* [WHAT YOU WILL DO]
In the listing that follows, how many lines contain the string "file"? Provide only the number.

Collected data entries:
[START]

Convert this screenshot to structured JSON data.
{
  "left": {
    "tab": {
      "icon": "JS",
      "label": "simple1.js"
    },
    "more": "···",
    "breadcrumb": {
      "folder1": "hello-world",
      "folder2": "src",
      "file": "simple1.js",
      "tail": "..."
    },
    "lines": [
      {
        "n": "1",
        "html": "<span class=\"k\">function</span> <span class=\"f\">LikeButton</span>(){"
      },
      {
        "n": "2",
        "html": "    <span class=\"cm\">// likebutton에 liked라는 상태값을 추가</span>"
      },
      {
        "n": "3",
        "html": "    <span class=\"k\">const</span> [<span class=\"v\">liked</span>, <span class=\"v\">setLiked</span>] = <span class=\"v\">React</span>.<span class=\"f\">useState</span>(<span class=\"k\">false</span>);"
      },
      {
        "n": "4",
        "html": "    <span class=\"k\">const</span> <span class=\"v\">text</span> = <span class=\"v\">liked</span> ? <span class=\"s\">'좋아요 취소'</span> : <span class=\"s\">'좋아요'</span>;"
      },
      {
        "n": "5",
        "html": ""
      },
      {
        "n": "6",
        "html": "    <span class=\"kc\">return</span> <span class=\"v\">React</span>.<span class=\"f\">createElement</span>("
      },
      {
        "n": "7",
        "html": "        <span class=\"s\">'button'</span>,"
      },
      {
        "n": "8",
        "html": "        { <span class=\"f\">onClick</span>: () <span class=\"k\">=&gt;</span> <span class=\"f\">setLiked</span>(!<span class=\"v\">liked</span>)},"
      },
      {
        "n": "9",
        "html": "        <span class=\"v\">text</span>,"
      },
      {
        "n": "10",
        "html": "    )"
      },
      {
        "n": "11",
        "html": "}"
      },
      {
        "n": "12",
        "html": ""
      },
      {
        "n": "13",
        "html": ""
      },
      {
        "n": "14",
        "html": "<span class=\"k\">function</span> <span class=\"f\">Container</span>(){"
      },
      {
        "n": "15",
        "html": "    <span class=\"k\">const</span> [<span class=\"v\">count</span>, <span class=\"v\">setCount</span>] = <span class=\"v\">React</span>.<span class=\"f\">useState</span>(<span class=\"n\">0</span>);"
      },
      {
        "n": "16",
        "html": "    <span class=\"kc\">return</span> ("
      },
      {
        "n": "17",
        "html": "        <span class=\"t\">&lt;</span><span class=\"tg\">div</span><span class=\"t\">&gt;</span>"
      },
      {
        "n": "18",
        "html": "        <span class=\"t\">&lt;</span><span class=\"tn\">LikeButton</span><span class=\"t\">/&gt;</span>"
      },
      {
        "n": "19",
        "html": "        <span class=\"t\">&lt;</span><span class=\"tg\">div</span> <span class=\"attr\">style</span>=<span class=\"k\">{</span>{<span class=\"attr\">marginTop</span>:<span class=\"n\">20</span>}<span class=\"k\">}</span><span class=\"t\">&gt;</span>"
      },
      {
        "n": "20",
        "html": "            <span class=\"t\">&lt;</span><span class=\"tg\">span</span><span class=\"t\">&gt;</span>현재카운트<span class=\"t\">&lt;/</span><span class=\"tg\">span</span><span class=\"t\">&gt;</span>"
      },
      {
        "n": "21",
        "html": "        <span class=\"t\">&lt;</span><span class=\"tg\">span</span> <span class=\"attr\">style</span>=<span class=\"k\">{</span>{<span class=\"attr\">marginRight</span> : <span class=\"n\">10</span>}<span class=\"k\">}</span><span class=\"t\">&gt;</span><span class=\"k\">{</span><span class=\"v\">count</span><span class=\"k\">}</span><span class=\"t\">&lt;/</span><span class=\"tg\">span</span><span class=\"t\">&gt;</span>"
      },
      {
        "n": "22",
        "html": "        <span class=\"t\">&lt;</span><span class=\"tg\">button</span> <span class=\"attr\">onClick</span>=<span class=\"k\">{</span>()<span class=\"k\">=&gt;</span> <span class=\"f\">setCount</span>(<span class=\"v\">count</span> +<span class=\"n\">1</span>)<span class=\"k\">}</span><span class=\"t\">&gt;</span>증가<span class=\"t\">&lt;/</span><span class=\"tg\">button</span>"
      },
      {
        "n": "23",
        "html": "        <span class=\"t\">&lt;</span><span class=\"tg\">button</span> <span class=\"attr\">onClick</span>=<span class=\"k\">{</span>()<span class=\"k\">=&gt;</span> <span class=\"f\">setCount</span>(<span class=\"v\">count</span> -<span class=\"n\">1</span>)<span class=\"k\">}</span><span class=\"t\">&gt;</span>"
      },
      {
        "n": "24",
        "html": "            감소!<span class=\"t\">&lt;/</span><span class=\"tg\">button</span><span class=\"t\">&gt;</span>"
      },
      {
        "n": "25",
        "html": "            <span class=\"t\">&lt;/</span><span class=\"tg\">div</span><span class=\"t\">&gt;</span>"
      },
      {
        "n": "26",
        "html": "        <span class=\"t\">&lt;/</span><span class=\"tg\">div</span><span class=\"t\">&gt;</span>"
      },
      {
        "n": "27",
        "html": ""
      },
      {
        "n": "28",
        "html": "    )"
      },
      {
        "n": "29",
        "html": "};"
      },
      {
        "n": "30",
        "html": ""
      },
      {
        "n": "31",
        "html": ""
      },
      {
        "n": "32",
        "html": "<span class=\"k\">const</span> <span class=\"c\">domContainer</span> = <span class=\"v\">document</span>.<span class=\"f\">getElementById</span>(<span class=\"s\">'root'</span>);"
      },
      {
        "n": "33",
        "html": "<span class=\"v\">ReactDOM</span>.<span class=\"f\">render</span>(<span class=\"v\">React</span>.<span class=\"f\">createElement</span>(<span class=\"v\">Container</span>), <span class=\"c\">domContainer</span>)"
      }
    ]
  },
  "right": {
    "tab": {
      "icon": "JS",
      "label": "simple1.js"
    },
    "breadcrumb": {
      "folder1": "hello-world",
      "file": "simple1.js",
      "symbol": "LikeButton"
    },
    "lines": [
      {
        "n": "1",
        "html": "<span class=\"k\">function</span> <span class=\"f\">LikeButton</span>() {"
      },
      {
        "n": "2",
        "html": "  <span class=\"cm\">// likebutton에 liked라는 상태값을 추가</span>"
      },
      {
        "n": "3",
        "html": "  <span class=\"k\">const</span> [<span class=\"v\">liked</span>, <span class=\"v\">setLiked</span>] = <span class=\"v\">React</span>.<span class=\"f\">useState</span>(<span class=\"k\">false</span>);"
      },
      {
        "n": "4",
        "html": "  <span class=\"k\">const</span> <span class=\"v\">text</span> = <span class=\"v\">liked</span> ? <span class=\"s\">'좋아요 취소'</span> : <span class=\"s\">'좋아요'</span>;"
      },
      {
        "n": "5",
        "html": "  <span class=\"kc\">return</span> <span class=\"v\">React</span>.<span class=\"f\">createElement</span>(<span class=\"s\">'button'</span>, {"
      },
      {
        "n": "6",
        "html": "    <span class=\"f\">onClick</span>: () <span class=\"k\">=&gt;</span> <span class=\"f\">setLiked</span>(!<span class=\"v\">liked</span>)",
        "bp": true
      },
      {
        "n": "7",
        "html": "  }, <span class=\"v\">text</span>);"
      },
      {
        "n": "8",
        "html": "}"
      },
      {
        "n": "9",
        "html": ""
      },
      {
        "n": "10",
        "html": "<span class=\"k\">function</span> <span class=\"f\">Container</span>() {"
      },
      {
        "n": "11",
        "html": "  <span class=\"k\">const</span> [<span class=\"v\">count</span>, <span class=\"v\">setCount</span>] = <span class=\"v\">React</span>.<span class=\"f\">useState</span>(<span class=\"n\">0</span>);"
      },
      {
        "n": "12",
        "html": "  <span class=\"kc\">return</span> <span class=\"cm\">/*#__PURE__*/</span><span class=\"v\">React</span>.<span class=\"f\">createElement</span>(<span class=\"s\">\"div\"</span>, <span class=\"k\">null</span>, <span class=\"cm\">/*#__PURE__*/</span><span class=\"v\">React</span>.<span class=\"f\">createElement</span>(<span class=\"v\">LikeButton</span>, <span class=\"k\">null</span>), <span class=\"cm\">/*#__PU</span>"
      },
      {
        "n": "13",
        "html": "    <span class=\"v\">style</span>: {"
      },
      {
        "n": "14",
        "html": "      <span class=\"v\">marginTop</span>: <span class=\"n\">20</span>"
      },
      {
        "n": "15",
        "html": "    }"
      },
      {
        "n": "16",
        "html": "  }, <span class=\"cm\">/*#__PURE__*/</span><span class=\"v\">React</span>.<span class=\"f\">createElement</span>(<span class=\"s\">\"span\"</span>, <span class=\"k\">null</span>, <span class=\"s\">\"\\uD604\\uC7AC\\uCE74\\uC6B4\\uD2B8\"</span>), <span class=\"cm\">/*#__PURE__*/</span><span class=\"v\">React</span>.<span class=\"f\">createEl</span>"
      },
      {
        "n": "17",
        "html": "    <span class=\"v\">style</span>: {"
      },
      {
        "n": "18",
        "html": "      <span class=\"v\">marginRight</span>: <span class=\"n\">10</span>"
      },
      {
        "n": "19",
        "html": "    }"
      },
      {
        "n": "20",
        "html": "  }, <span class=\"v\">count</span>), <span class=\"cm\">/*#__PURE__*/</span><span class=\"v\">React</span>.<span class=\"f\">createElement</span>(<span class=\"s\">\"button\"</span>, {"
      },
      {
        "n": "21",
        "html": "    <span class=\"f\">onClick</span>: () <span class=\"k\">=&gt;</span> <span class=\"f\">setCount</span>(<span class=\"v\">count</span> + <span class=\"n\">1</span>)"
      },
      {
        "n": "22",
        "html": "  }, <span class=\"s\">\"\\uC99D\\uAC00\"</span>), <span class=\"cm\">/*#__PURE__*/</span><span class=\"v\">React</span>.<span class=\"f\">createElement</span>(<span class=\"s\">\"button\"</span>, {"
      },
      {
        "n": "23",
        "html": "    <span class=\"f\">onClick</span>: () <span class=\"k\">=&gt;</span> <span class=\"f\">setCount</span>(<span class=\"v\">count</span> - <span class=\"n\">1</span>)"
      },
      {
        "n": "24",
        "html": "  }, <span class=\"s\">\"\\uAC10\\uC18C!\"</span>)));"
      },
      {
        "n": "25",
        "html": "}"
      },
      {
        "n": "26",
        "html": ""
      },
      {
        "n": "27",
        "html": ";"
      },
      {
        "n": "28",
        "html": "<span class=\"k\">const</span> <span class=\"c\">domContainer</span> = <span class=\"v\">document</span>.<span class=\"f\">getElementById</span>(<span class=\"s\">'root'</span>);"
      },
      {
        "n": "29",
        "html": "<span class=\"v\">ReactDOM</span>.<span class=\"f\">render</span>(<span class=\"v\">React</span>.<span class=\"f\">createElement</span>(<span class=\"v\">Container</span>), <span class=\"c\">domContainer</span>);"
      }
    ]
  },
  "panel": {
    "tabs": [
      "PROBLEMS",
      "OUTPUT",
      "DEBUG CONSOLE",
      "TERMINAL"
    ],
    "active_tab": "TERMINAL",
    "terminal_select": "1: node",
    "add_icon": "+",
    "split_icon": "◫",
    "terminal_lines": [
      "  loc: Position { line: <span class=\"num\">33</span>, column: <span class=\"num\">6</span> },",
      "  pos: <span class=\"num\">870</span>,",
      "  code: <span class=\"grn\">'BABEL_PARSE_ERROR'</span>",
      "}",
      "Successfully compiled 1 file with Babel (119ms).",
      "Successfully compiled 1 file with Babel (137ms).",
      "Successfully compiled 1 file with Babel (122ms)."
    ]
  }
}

[END]

* [OUTPUT FOR THIS EXERCISE]
5